--- RECORDS FOR THIS TASK ---

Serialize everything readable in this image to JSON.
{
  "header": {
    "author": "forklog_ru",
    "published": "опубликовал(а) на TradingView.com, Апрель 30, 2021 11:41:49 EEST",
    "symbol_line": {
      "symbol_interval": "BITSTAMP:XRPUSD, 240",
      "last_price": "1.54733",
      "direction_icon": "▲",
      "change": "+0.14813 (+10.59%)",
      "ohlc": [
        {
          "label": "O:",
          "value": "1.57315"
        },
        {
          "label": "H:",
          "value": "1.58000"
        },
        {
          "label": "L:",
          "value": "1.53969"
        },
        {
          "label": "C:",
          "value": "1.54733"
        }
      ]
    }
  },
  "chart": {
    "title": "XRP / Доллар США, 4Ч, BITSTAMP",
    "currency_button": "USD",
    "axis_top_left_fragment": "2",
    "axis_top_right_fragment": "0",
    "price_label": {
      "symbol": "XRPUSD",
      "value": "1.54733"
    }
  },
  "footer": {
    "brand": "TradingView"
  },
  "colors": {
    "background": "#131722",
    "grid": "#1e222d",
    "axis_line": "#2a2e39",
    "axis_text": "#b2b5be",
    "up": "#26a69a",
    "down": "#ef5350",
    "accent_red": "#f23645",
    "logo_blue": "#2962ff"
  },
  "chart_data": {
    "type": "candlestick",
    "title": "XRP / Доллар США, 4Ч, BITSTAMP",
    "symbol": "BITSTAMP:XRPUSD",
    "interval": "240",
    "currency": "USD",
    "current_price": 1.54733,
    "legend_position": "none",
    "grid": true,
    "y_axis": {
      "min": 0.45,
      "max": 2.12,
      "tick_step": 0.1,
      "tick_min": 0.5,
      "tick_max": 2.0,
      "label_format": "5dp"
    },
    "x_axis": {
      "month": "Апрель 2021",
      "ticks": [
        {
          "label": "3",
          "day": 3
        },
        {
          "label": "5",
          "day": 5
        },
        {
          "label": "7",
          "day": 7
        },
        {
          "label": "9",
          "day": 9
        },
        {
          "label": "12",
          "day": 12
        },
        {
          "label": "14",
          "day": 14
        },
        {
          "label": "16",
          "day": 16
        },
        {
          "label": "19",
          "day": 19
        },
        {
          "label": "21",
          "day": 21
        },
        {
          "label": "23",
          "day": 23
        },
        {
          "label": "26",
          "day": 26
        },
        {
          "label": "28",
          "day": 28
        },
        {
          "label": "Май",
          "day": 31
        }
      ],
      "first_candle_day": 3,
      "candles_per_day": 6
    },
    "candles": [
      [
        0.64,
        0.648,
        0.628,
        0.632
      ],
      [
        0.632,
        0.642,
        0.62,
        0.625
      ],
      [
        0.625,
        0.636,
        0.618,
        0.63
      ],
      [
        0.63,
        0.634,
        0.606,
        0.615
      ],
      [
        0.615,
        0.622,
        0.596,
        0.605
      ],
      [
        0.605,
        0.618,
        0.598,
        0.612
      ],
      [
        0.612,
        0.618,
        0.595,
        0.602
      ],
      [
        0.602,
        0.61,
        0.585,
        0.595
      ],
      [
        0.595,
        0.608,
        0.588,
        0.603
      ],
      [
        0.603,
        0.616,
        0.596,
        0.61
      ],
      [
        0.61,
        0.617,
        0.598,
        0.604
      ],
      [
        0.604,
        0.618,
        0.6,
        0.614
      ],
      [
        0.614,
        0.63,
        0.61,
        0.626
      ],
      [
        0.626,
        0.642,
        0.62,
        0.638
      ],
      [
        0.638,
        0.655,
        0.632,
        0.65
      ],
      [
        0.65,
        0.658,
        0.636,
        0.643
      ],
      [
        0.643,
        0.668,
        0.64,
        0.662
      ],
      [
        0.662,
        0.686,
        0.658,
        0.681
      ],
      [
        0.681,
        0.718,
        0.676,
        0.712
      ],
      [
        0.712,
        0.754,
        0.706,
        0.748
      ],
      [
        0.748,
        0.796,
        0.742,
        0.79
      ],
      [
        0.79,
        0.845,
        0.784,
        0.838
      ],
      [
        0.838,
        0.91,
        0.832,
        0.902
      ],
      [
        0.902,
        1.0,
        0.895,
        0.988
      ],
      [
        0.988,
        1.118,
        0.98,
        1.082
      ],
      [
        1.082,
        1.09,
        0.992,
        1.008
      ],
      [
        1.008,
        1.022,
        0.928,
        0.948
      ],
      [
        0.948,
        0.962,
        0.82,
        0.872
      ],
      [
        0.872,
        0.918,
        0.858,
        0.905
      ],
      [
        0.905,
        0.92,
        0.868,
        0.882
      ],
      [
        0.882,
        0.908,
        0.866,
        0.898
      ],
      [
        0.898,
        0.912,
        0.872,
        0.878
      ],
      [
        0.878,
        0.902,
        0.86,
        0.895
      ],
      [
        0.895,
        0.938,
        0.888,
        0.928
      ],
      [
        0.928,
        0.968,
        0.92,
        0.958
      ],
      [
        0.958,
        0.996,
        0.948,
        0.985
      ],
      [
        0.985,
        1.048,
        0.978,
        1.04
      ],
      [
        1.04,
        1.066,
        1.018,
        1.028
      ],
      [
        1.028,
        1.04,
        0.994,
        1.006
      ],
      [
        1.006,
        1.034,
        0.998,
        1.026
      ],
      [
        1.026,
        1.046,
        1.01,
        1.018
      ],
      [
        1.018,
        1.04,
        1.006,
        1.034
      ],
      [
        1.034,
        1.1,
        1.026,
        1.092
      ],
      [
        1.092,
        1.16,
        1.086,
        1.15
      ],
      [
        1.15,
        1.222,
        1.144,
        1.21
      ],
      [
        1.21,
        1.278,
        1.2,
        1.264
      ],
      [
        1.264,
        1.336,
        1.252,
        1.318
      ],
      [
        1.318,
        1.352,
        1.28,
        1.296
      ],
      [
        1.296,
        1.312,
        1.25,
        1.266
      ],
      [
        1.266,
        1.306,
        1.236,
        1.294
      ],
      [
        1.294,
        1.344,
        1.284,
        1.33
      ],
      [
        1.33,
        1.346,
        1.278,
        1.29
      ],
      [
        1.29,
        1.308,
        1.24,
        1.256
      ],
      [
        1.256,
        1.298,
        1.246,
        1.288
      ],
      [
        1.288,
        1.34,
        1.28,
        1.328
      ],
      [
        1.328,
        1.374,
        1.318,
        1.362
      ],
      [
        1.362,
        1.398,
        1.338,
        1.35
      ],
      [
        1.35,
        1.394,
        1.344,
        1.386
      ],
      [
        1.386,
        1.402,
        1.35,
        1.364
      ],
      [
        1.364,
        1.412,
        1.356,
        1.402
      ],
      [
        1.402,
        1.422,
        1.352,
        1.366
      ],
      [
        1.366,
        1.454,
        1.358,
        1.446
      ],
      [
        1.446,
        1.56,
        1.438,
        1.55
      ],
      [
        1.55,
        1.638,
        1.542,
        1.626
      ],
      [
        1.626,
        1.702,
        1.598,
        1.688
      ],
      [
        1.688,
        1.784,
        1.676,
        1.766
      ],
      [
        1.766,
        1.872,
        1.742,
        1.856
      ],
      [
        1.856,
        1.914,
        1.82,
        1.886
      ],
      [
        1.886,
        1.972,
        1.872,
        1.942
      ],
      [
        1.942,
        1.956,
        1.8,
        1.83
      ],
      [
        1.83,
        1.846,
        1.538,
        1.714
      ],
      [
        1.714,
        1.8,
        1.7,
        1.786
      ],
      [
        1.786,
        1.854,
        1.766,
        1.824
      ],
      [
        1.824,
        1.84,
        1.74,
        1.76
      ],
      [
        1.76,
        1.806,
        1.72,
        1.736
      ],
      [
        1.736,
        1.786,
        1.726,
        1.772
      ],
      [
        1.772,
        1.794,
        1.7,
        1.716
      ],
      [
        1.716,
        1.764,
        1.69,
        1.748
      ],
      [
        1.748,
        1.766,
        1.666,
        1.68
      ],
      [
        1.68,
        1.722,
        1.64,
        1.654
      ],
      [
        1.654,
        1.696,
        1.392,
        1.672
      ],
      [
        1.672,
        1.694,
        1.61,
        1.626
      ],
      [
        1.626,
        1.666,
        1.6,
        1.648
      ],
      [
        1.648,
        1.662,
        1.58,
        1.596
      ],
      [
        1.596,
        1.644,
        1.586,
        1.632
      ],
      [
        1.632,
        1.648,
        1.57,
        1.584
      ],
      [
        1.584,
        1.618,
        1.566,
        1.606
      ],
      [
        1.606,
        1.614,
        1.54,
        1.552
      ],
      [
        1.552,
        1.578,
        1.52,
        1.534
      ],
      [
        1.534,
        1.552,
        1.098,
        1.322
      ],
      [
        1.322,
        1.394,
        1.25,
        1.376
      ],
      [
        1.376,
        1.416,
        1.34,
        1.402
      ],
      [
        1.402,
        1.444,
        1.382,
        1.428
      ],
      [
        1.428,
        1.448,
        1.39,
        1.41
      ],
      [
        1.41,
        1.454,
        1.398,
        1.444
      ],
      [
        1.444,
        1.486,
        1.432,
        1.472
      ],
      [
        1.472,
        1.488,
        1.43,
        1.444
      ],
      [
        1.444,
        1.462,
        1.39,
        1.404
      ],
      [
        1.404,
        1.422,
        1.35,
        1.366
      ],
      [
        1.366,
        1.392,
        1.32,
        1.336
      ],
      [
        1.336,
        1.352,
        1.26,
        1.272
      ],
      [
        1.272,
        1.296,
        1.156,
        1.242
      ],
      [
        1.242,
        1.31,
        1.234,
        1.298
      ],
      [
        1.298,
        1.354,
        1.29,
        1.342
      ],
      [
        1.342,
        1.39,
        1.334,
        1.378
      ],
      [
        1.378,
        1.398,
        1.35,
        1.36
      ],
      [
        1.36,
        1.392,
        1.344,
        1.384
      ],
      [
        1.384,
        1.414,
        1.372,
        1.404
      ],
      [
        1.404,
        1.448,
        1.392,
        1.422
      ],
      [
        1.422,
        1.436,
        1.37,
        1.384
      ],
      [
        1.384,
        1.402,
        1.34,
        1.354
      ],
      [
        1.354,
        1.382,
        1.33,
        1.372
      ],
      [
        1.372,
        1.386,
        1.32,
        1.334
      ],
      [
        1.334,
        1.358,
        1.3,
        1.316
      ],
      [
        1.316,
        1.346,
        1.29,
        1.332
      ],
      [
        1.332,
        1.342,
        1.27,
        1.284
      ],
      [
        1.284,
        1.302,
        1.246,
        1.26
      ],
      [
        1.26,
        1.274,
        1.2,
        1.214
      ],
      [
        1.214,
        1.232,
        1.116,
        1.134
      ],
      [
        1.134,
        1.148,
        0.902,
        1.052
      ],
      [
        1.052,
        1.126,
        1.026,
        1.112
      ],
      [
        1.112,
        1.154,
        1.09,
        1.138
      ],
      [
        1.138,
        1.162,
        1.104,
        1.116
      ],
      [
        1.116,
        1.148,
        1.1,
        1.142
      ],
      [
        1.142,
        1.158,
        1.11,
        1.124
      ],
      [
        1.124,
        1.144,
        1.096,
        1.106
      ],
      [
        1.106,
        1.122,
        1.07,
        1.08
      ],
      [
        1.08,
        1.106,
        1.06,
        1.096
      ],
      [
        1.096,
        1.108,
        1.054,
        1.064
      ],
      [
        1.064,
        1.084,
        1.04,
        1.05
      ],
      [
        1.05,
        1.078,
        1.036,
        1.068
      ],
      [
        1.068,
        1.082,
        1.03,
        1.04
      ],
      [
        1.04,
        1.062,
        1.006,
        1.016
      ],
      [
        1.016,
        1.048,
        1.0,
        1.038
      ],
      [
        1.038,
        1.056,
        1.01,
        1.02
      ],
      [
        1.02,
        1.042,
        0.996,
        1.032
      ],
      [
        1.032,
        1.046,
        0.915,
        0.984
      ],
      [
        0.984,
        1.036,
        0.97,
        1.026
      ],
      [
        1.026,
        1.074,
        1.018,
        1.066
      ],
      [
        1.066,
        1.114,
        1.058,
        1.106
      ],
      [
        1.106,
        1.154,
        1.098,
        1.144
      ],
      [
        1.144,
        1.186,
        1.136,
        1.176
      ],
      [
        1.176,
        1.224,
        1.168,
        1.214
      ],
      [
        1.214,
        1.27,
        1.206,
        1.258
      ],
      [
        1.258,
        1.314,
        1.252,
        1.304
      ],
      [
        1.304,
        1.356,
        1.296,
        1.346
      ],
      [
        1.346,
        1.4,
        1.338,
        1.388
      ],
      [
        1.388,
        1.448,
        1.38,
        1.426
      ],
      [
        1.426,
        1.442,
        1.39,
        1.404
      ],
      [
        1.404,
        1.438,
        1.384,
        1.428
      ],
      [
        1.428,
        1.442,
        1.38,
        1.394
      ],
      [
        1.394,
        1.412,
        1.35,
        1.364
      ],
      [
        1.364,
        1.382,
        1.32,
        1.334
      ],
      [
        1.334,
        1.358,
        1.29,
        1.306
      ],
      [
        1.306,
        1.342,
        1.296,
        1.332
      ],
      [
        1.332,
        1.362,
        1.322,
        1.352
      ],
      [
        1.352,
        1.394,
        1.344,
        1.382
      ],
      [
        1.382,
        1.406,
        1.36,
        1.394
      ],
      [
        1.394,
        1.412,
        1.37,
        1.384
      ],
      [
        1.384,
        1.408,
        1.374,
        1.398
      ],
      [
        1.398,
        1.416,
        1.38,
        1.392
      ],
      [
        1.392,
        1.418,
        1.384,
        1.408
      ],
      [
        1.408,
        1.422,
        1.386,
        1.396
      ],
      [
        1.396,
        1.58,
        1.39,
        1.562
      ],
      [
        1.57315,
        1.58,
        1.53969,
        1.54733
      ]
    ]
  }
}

---

## INSTRUCTIONS TO FOLLOW
From the listing, copy each line containing the word "TradingView".

## THE COMPLETED TASK
    "published": "опубликовал(а) на TradingView.com, Апрель 30, 2021 11:41:49 EEST",
    "brand": "TradingView"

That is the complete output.